- **Given instruction**
Print the listing as it stands, omitting all images.
────────────────
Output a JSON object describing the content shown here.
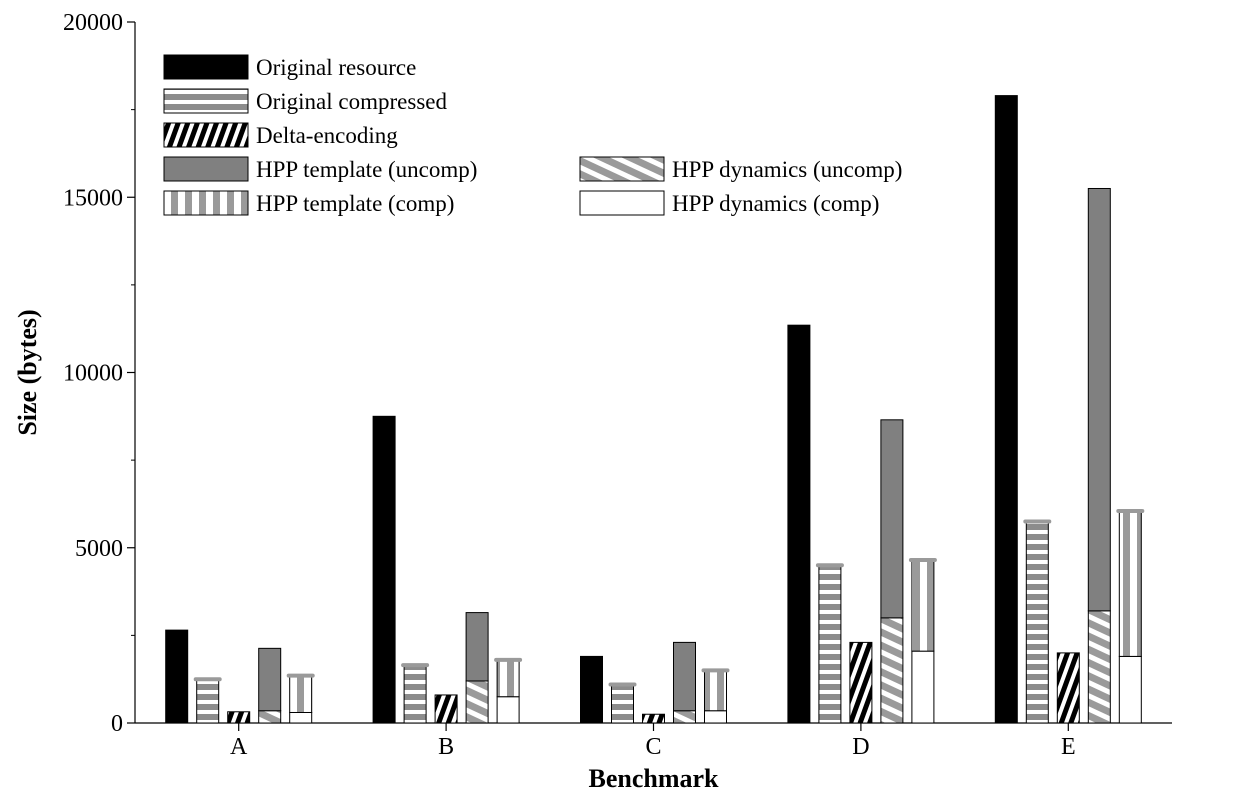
{
  "chart_data": {
    "type": "bar",
    "stacked_groups": true,
    "xlabel": "Benchmark",
    "ylabel": "Size (bytes)",
    "ylim": [
      0,
      20000
    ],
    "yticks": [
      0,
      5000,
      10000,
      15000,
      20000
    ],
    "categories": [
      "A",
      "B",
      "C",
      "D",
      "E"
    ],
    "legend_placement": "top-left",
    "bars": [
      {
        "key": "orig",
        "segments": [
          {
            "series": "Original resource"
          }
        ]
      },
      {
        "key": "origc",
        "segments": [
          {
            "series": "Original compressed"
          }
        ]
      },
      {
        "key": "delta",
        "segments": [
          {
            "series": "Delta-encoding"
          }
        ]
      },
      {
        "key": "hpp_uncomp",
        "segments": [
          {
            "series": "HPP dynamics (uncomp)"
          },
          {
            "series": "HPP template (uncomp)"
          }
        ]
      },
      {
        "key": "hpp_comp",
        "segments": [
          {
            "series": "HPP dynamics (comp)"
          },
          {
            "series": "HPP template (comp)"
          }
        ]
      }
    ],
    "series": [
      {
        "name": "Original resource",
        "values": [
          2650,
          8750,
          1900,
          11350,
          17900
        ]
      },
      {
        "name": "Original compressed",
        "values": [
          1250,
          1650,
          1100,
          4500,
          5750
        ]
      },
      {
        "name": "Delta-encoding",
        "values": [
          320,
          800,
          250,
          2300,
          2000
        ]
      },
      {
        "name": "HPP template (uncomp)",
        "values": [
          1780,
          1950,
          1950,
          5650,
          12050
        ]
      },
      {
        "name": "HPP dynamics (uncomp)",
        "values": [
          350,
          1200,
          350,
          3000,
          3200
        ]
      },
      {
        "name": "HPP template (comp)",
        "values": [
          1050,
          1050,
          1150,
          2600,
          4150
        ]
      },
      {
        "name": "HPP dynamics (comp)",
        "values": [
          300,
          750,
          350,
          2050,
          1900
        ]
      }
    ]
  }
}
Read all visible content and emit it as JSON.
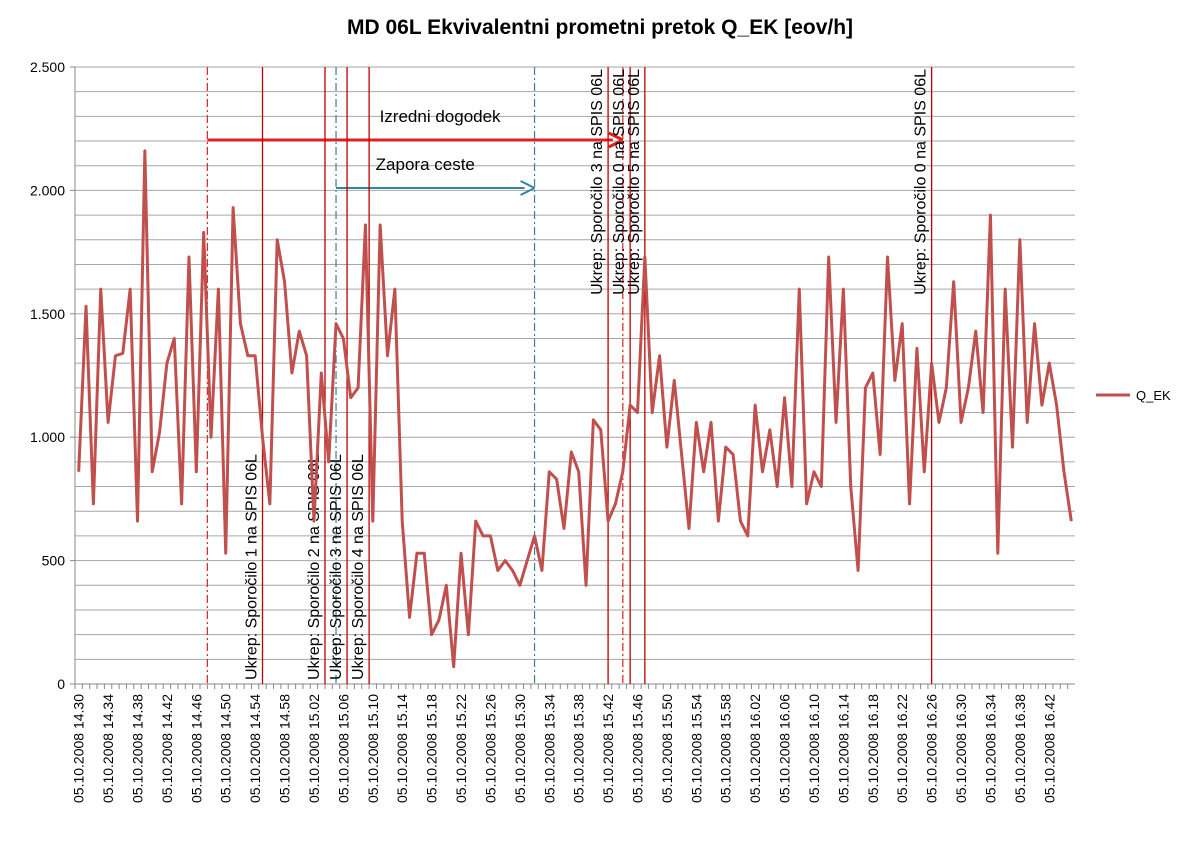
{
  "chart_data": {
    "type": "line",
    "title": "MD 06L Ekvivalentni prometni pretok Q_EK [eov/h]",
    "categories": [
      "05.10.2008 14.30",
      null,
      null,
      null,
      "05.10.2008 14.34",
      null,
      null,
      null,
      "05.10.2008 14.38",
      null,
      null,
      null,
      "05.10.2008 14.42",
      null,
      null,
      null,
      "05.10.2008 14.46",
      null,
      null,
      null,
      "05.10.2008 14.50",
      null,
      null,
      null,
      "05.10.2008 14.54",
      null,
      null,
      null,
      "05.10.2008 14.58",
      null,
      null,
      null,
      "05.10.2008 15.02",
      null,
      null,
      null,
      "05.10.2008 15.06",
      null,
      null,
      null,
      "05.10.2008 15.10",
      null,
      null,
      null,
      "05.10.2008 15.14",
      null,
      null,
      null,
      "05.10.2008 15.18",
      null,
      null,
      null,
      "05.10.2008 15.22",
      null,
      null,
      null,
      "05.10.2008 15.26",
      null,
      null,
      null,
      "05.10.2008 15.30",
      null,
      null,
      null,
      "05.10.2008 15.34",
      null,
      null,
      null,
      "05.10.2008 15.38",
      null,
      null,
      null,
      "05.10.2008 15.42",
      null,
      null,
      null,
      "05.10.2008 15.46",
      null,
      null,
      null,
      "05.10.2008 15.50",
      null,
      null,
      null,
      "05.10.2008 15.54",
      null,
      null,
      null,
      "05.10.2008 15.58",
      null,
      null,
      null,
      "05.10.2008 16.02",
      null,
      null,
      null,
      "05.10.2008 16.06",
      null,
      null,
      null,
      "05.10.2008 16.10",
      null,
      null,
      null,
      "05.10.2008 16.14",
      null,
      null,
      null,
      "05.10.2008 16.18",
      null,
      null,
      null,
      "05.10.2008 16.22",
      null,
      null,
      null,
      "05.10.2008 16.26",
      null,
      null,
      null,
      "05.10.2008 16.30",
      null,
      null,
      null,
      "05.10.2008 16.34",
      null,
      null,
      null,
      "05.10.2008 16.38",
      null,
      null,
      null,
      "05.10.2008 16.42",
      null,
      null,
      null
    ],
    "series": [
      {
        "name": "Q_EK",
        "color": "#c0504d",
        "values": [
          860,
          1530,
          730,
          1600,
          1060,
          1330,
          1340,
          1600,
          660,
          2160,
          860,
          1020,
          1300,
          1400,
          730,
          1730,
          860,
          1830,
          1000,
          1600,
          530,
          1930,
          1460,
          1330,
          1330,
          1000,
          730,
          1800,
          1630,
          1260,
          1430,
          1330,
          660,
          1260,
          900,
          1460,
          1400,
          1160,
          1200,
          1860,
          660,
          1860,
          1330,
          1600,
          660,
          270,
          530,
          530,
          200,
          260,
          400,
          70,
          530,
          200,
          660,
          600,
          600,
          460,
          500,
          460,
          400,
          500,
          600,
          460,
          860,
          830,
          630,
          940,
          860,
          400,
          1070,
          1030,
          660,
          730,
          860,
          1130,
          1100,
          1730,
          1100,
          1330,
          960,
          1230,
          930,
          630,
          1060,
          860,
          1060,
          660,
          960,
          930,
          660,
          600,
          1130,
          860,
          1030,
          800,
          1160,
          800,
          1600,
          730,
          860,
          800,
          1730,
          1060,
          1600,
          800,
          460,
          1200,
          1260,
          930,
          1730,
          1230,
          1460,
          730,
          1360,
          860,
          1300,
          1060,
          1200,
          1630,
          1060,
          1200,
          1430,
          1100,
          1900,
          530,
          1600,
          960,
          1800,
          1060,
          1460,
          1130,
          1300,
          1130,
          860,
          660
        ]
      }
    ],
    "ylim": [
      0,
      2500
    ],
    "yticks": [
      0,
      500,
      {
        "value": 1000,
        "label": "1.000"
      },
      {
        "value": 1500,
        "label": "1.500"
      },
      {
        "value": 2000,
        "label": "2.000"
      },
      {
        "value": 2500,
        "label": "2.500"
      }
    ],
    "ygrid": [
      0,
      100,
      200,
      300,
      400,
      500,
      600,
      700,
      800,
      900,
      1000,
      1100,
      1200,
      1300,
      1400,
      1500,
      1600,
      1700,
      1800,
      1900,
      2000,
      2100,
      2200,
      2300,
      2400,
      2500
    ],
    "legend": "right",
    "events": [
      {
        "label": "Ukrep: Sporočilo 1 na SPIS 06L",
        "x": 25,
        "label_position": "bottom"
      },
      {
        "label": "Ukrep: Sporočilo 2 na SPIS 06L",
        "x": 33.5,
        "label_position": "bottom"
      },
      {
        "label": "Ukrep: Sporočilo 3 na SPIS 06L",
        "x": 36.5,
        "label_position": "bottom"
      },
      {
        "label": "Ukrep: Sporočilo 4 na SPIS 06L",
        "x": 39.5,
        "label_position": "bottom"
      },
      {
        "label": "Ukrep: Sporočilo 3 na SPIS 06L",
        "x": 72,
        "label_position": "top"
      },
      {
        "label": "Ukrep: Sporočilo 0 na SPIS 06L",
        "x": 75,
        "label_position": "top"
      },
      {
        "label": "Ukrep: Sporočilo 5 na SPIS 06L",
        "x": 77,
        "label_position": "top"
      },
      {
        "label": "Ukrep: Sporočilo 0 na SPIS 06L",
        "x": 116,
        "label_position": "top"
      }
    ],
    "ranges": [
      {
        "label": "Izredni dogodek",
        "start": 17.5,
        "end": 74,
        "color": "#e02020"
      },
      {
        "label": "Zapora ceste",
        "start": 35,
        "end": 62,
        "color": "#31859c"
      }
    ]
  }
}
────────────────
- **Answer below**
Output a JSON object describing the content shown here.
{
  "chart_data": {
    "type": "bar",
    "stacked_groups": true,
    "xlabel": "Benchmark",
    "ylabel": "Size (bytes)",
    "ylim": [
      0,
      20000
    ],
    "yticks": [
      0,
      5000,
      10000,
      15000,
      20000
    ],
    "categories": [
      "A",
      "B",
      "C",
      "D",
      "E"
    ],
    "legend_placement": "top-left",
    "bars": [
      {
        "key": "orig",
        "segments": [
          {
            "series": "Original resource"
          }
        ]
      },
      {
        "key": "origc",
        "segments": [
          {
            "series": "Original compressed"
          }
        ]
      },
      {
        "key": "delta",
        "segments": [
          {
            "series": "Delta-encoding"
          }
        ]
      },
      {
        "key": "hpp_uncomp",
        "segments": [
          {
            "series": "HPP dynamics (uncomp)"
          },
          {
            "series": "HPP template (uncomp)"
          }
        ]
      },
      {
        "key": "hpp_comp",
        "segments": [
          {
            "series": "HPP dynamics (comp)"
          },
          {
            "series": "HPP template (comp)"
          }
        ]
      }
    ],
    "series": [
      {
        "name": "Original resource",
        "values": [
          2650,
          8750,
          1900,
          11350,
          17900
        ]
      },
      {
        "name": "Original compressed",
        "values": [
          1250,
          1650,
          1100,
          4500,
          5750
        ]
      },
      {
        "name": "Delta-encoding",
        "values": [
          320,
          800,
          250,
          2300,
          2000
        ]
      },
      {
        "name": "HPP template (uncomp)",
        "values": [
          1780,
          1950,
          1950,
          5650,
          12050
        ]
      },
      {
        "name": "HPP dynamics (uncomp)",
        "values": [
          350,
          1200,
          350,
          3000,
          3200
        ]
      },
      {
        "name": "HPP template (comp)",
        "values": [
          1050,
          1050,
          1150,
          2600,
          4150
        ]
      },
      {
        "name": "HPP dynamics (comp)",
        "values": [
          300,
          750,
          350,
          2050,
          1900
        ]
      }
    ]
  }
}
Read all visible content and emit it as JSON.
{
  "chart_data": {
    "type": "line",
    "title": "MD 06L Ekvivalentni prometni pretok Q_EK [eov/h]",
    "categories": [
      "05.10.2008 14.30",
      null,
      null,
      null,
      "05.10.2008 14.34",
      null,
      null,
      null,
      "05.10.2008 14.38",
      null,
      null,
      null,
      "05.10.2008 14.42",
      null,
      null,
      null,
      "05.10.2008 14.46",
      null,
      null,
      null,
      "05.10.2008 14.50",
      null,
      null,
      null,
      "05.10.2008 14.54",
      null,
      null,
      null,
      "05.10.2008 14.58",
      null,
      null,
      null,
      "05.10.2008 15.02",
      null,
      null,
      null,
      "05.10.2008 15.06",
      null,
      null,
      null,
      "05.10.2008 15.10",
      null,
      null,
      null,
      "05.10.2008 15.14",
      null,
      null,
      null,
      "05.10.2008 15.18",
      null,
      null,
      null,
      "05.10.2008 15.22",
      null,
      null,
      null,
      "05.10.2008 15.26",
      null,
      null,
      null,
      "05.10.2008 15.30",
      null,
      null,
      null,
      "05.10.2008 15.34",
      null,
      null,
      null,
      "05.10.2008 15.38",
      null,
      null,
      null,
      "05.10.2008 15.42",
      null,
      null,
      null,
      "05.10.2008 15.46",
      null,
      null,
      null,
      "05.10.2008 15.50",
      null,
      null,
      null,
      "05.10.2008 15.54",
      null,
      null,
      null,
      "05.10.2008 15.58",
      null,
      null,
      null,
      "05.10.2008 16.02",
      null,
      null,
      null,
      "05.10.2008 16.06",
      null,
      null,
      null,
      "05.10.2008 16.10",
      null,
      null,
      null,
      "05.10.2008 16.14",
      null,
      null,
      null,
      "05.10.2008 16.18",
      null,
      null,
      null,
      "05.10.2008 16.22",
      null,
      null,
      null,
      "05.10.2008 16.26",
      null,
      null,
      null,
      "05.10.2008 16.30",
      null,
      null,
      null,
      "05.10.2008 16.34",
      null,
      null,
      null,
      "05.10.2008 16.38",
      null,
      null,
      null,
      "05.10.2008 16.42",
      null,
      null,
      null
    ],
    "series": [
      {
        "name": "Q_EK",
        "color": "#c0504d",
        "values": [
          860,
          1530,
          730,
          1600,
          1060,
          1330,
          1340,
          1600,
          660,
          2160,
          860,
          1020,
          1300,
          1400,
          730,
          1730,
          860,
          1830,
          1000,
          1600,
          530,
          1930,
          1460,
          1330,
          1330,
          1000,
          730,
          1800,
          1630,
          1260,
          1430,
          1330,
          660,
          1260,
          900,
          1460,
          1400,
          1160,
          1200,
          1860,
          660,
          1860,
          1330,
          1600,
          660,
          270,
          530,
          530,
          200,
          260,
          400,
          70,
          530,
          200,
          660,
          600,
          600,
          460,
          500,
          460,
          400,
          500,
          600,
          460,
          860,
          830,
          630,
          940,
          860,
          400,
          1070,
          1030,
          660,
          730,
          860,
          1130,
          1100,
          1730,
          1100,
          1330,
          960,
          1230,
          930,
          630,
          1060,
          860,
          1060,
          660,
          960,
          930,
          660,
          600,
          1130,
          860,
          1030,
          800,
          1160,
          800,
          1600,
          730,
          860,
          800,
          1730,
          1060,
          1600,
          800,
          460,
          1200,
          1260,
          930,
          1730,
          1230,
          1460,
          730,
          1360,
          860,
          1300,
          1060,
          1200,
          1630,
          1060,
          1200,
          1430,
          1100,
          1900,
          530,
          1600,
          960,
          1800,
          1060,
          1460,
          1130,
          1300,
          1130,
          860,
          660
        ]
      }
    ],
    "ylim": [
      0,
      2500
    ],
    "yticks": [
      0,
      500,
      {
        "value": 1000,
        "label": "1.000"
      },
      {
        "value": 1500,
        "label": "1.500"
      },
      {
        "value": 2000,
        "label": "2.000"
      },
      {
        "value": 2500,
        "label": "2.500"
      }
    ],
    "ygrid": [
      0,
      100,
      200,
      300,
      400,
      500,
      600,
      700,
      800,
      900,
      1000,
      1100,
      1200,
      1300,
      1400,
      1500,
      1600,
      1700,
      1800,
      1900,
      2000,
      2100,
      2200,
      2300,
      2400,
      2500
    ],
    "legend": "right",
    "events": [
      {
        "label": "Ukrep: Sporočilo 1 na SPIS 06L",
        "x": 25,
        "label_position": "bottom"
      },
      {
        "label": "Ukrep: Sporočilo 2 na SPIS 06L",
        "x": 33.5,
        "label_position": "bottom"
      },
      {
        "label": "Ukrep: Sporočilo 3 na SPIS 06L",
        "x": 36.5,
        "label_position": "bottom"
      },
      {
        "label": "Ukrep: Sporočilo 4 na SPIS 06L",
        "x": 39.5,
        "label_position": "bottom"
      },
      {
        "label": "Ukrep: Sporočilo 3 na SPIS 06L",
        "x": 72,
        "label_position": "top"
      },
      {
        "label": "Ukrep: Sporočilo 0 na SPIS 06L",
        "x": 75,
        "label_position": "top"
      },
      {
        "label": "Ukrep: Sporočilo 5 na SPIS 06L",
        "x": 77,
        "label_position": "top"
      },
      {
        "label": "Ukrep: Sporočilo 0 na SPIS 06L",
        "x": 116,
        "label_position": "top"
      }
    ],
    "ranges": [
      {
        "label": "Izredni dogodek",
        "start": 17.5,
        "end": 74,
        "color": "#e02020"
      },
      {
        "label": "Zapora ceste",
        "start": 35,
        "end": 62,
        "color": "#31859c"
      }
    ]
  }
}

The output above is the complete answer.